Source records start

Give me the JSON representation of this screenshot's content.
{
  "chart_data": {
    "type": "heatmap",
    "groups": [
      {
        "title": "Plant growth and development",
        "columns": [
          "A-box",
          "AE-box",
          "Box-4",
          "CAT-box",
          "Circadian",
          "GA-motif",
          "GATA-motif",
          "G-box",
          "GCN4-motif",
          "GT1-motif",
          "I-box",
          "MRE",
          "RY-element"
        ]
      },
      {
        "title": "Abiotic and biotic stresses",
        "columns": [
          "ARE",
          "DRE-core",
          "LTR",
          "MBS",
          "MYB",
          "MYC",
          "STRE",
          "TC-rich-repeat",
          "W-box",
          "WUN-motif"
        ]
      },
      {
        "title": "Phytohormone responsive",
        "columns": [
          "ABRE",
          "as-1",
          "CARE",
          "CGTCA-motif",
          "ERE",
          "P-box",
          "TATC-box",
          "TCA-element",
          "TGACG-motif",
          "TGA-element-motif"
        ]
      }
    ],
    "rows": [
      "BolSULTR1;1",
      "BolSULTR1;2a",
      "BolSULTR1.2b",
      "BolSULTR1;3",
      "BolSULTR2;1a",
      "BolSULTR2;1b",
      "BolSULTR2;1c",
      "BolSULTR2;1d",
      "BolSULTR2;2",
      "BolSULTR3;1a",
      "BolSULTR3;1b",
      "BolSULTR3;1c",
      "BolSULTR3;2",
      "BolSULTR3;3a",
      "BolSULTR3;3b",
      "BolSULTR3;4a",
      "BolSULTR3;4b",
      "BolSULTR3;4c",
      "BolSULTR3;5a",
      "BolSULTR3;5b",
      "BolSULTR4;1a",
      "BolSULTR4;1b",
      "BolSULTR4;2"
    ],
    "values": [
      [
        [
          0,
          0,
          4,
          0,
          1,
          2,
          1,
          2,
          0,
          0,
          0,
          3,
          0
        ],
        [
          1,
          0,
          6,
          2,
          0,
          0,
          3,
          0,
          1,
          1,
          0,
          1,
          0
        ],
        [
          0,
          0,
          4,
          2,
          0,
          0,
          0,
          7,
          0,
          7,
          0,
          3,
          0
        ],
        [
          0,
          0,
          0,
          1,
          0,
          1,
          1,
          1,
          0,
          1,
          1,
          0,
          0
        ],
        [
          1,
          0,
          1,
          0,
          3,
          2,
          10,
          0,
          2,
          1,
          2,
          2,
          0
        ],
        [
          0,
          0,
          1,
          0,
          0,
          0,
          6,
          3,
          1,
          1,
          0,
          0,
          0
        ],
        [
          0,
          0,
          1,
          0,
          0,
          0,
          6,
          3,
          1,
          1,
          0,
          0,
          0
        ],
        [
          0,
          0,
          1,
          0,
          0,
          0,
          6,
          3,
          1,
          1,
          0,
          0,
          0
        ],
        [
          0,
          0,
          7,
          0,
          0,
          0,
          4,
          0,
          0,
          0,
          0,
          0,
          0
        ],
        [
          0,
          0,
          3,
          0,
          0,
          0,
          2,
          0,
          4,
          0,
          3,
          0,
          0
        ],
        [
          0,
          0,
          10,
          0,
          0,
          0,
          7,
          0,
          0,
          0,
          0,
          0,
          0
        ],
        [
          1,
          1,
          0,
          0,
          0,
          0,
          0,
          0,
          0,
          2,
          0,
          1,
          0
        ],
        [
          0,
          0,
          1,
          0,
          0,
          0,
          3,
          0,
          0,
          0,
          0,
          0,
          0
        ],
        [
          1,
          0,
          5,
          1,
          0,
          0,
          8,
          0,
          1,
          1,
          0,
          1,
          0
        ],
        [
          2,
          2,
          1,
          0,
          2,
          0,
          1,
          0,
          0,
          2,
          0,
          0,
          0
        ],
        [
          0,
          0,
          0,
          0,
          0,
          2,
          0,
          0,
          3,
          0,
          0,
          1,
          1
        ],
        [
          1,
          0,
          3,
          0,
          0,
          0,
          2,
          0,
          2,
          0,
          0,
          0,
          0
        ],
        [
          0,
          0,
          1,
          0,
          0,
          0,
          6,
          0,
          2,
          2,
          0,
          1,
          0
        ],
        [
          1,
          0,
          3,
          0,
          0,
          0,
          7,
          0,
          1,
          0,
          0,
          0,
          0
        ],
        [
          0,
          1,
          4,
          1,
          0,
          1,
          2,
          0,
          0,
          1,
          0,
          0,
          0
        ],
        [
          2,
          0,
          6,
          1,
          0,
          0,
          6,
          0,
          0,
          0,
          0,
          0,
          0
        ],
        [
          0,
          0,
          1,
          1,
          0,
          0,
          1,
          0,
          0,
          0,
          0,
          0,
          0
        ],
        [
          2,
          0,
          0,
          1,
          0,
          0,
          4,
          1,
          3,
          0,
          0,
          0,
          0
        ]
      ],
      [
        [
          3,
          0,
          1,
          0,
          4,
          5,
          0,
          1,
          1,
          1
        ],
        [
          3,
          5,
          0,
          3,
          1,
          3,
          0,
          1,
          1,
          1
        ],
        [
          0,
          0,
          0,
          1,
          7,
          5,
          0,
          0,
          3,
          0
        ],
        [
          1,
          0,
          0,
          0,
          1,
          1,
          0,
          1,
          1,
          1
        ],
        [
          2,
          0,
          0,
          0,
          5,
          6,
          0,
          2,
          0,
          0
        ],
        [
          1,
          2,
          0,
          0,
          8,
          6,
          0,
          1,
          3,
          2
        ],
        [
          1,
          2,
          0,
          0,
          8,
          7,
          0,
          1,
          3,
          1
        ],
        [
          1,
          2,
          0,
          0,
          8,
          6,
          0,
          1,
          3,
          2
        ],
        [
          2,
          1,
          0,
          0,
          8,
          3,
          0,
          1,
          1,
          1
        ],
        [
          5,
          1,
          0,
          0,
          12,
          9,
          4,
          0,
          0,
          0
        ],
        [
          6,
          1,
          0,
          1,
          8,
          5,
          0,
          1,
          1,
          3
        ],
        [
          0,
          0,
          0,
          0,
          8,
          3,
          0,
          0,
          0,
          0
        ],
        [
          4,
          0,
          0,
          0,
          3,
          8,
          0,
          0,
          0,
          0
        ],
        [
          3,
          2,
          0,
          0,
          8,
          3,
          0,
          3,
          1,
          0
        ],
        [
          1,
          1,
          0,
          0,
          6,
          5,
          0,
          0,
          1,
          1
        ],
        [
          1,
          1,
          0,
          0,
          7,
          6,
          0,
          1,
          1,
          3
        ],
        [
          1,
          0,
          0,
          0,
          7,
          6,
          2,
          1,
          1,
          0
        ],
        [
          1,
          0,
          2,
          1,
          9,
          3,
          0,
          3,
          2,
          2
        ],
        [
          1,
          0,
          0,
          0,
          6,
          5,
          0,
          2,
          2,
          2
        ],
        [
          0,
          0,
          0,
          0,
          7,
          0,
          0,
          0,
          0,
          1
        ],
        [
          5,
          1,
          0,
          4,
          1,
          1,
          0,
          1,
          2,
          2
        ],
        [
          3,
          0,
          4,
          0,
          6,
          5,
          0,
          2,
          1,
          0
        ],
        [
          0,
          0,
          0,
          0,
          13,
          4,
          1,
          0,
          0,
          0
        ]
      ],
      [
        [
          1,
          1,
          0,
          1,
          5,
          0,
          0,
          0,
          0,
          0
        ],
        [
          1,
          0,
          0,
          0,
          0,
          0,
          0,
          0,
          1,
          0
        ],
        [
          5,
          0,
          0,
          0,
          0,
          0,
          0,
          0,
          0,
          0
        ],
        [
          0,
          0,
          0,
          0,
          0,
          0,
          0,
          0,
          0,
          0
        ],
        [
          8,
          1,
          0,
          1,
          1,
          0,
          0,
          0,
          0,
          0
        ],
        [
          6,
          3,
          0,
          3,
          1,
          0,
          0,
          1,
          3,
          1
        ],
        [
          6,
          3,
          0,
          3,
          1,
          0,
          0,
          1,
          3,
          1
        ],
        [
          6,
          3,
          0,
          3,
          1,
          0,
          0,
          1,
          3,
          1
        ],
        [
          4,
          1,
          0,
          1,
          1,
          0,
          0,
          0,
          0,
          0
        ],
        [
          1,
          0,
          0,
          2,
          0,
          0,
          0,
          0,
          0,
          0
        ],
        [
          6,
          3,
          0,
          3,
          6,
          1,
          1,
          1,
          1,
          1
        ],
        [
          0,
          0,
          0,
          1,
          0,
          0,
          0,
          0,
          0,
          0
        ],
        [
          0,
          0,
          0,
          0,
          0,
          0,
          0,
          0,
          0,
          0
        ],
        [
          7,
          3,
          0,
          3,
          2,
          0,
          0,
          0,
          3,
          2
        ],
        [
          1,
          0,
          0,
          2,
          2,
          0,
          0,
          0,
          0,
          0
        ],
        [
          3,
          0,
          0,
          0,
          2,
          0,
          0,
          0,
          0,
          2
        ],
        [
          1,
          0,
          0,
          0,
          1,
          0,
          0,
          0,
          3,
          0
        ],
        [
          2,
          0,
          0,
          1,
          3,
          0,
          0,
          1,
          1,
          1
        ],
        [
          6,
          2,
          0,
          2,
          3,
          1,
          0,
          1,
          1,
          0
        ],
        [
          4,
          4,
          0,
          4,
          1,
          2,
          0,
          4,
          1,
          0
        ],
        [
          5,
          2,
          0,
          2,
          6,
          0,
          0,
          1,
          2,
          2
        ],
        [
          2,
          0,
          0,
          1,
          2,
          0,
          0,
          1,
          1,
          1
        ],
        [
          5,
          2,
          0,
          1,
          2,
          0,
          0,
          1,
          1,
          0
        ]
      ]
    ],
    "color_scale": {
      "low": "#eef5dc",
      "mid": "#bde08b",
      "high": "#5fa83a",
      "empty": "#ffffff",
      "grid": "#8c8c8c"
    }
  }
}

Source records end

* [Exercise requirements]:
Which lines hold the word "title"? Copy every one of them.

* [Response below]:
        "title": "Plant growth and development",
        "title": "Abiotic and biotic stresses",
        "title": "Phytohormone responsive",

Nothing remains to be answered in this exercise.